## DATASET EXTRACT
----------------------------------------

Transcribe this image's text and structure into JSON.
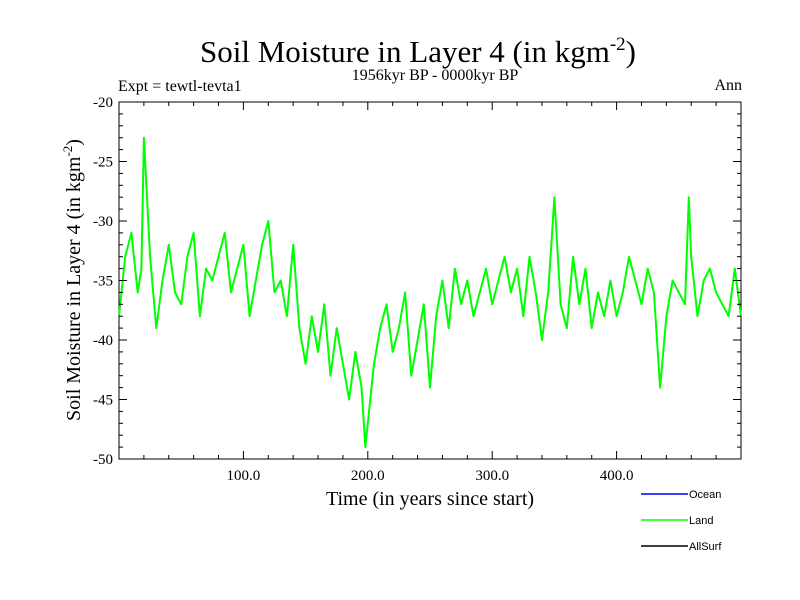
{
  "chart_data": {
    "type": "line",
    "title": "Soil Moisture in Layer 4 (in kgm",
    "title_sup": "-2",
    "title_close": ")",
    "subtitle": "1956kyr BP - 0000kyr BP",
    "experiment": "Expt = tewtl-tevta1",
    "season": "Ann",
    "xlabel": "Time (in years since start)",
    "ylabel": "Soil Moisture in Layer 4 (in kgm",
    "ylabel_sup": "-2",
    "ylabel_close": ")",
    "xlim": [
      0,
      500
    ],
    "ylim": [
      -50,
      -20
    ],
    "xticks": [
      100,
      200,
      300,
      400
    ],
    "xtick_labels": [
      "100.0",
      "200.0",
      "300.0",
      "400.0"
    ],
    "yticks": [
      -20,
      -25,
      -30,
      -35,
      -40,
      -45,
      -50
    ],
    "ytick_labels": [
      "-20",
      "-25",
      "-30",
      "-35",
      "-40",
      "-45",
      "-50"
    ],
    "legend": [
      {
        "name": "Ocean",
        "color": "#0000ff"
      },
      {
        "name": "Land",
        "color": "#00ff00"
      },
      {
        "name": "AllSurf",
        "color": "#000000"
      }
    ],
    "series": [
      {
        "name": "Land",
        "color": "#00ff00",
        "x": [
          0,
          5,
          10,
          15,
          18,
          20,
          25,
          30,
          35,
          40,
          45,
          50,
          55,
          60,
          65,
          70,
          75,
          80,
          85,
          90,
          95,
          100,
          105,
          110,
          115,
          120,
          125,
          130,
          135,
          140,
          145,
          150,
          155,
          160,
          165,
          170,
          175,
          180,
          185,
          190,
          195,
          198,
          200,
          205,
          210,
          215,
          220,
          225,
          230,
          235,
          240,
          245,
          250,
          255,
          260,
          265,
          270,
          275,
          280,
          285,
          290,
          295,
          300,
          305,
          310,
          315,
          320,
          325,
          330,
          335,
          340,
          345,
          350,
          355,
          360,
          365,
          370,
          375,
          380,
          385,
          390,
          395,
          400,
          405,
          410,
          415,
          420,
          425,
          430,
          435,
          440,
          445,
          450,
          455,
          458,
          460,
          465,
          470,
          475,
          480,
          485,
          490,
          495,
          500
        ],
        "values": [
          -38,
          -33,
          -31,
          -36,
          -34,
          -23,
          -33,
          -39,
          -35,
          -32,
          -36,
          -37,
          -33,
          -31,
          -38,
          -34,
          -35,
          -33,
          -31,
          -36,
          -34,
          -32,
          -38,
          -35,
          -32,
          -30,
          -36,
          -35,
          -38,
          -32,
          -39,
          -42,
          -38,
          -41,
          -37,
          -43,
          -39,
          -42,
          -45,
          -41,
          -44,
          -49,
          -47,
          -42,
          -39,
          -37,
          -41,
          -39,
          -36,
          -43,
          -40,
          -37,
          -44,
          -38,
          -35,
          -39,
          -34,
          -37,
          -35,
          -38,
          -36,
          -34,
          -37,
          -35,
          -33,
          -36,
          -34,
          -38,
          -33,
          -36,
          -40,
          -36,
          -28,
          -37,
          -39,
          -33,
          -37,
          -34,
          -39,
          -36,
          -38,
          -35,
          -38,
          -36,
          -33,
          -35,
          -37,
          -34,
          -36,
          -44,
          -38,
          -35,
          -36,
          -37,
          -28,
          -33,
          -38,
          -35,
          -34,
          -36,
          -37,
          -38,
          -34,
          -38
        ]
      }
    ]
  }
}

----------------------------------------

## GIVEN PROBLEM
Show every line from the entries above in which the word "Layer" appears.

## WRITTEN ANSWER
    "title": "Soil Moisture in Layer 4 (in kgm",
    "ylabel": "Soil Moisture in Layer 4 (in kgm",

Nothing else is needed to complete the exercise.